> Task description
In the entries, find all lines that hold the word "page" and copy them.

-- Start Input data --

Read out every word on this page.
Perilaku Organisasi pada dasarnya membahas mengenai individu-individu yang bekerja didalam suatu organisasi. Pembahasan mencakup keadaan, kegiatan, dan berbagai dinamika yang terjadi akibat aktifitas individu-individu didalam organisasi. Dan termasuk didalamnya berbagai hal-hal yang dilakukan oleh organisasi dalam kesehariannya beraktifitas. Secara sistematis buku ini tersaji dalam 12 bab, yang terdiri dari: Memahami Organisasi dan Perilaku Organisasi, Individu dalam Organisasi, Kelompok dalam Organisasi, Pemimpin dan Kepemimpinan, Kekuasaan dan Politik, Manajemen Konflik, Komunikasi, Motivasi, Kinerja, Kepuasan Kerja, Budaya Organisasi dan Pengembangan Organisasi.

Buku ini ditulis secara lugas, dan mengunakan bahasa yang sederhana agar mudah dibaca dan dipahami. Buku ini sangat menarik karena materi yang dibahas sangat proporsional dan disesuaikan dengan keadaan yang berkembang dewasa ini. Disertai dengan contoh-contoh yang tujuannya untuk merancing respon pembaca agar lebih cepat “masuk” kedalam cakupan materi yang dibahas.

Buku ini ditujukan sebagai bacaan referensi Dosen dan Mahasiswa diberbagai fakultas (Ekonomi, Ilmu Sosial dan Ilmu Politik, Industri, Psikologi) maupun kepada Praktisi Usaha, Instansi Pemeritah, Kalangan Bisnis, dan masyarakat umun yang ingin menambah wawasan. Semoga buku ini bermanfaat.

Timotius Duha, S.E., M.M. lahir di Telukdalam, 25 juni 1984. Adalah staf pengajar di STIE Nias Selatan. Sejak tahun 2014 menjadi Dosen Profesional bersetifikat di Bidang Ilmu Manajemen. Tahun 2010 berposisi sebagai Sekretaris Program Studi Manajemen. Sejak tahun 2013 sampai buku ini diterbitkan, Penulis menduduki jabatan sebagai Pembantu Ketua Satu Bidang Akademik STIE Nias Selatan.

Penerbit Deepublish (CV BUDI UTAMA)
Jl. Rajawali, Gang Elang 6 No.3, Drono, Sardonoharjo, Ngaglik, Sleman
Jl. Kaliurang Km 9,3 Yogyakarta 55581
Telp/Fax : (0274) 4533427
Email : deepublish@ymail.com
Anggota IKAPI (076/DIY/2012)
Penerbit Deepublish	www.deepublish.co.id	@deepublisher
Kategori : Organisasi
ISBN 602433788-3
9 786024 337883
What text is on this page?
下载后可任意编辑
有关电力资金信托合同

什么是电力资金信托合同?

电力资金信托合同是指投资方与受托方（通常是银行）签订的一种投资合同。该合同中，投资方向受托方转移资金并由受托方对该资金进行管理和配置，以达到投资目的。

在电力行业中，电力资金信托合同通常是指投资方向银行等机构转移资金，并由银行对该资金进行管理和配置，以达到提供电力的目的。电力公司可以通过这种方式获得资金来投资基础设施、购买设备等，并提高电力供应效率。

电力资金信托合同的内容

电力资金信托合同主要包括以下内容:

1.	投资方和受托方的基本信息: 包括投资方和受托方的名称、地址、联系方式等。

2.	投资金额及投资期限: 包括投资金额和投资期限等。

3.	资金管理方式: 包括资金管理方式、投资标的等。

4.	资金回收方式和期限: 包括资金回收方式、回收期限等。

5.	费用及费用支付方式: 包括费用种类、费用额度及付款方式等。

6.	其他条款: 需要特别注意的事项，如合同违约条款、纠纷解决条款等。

-- End Input data --

> Correct answer
Read out every word on this page.
What text is on this page?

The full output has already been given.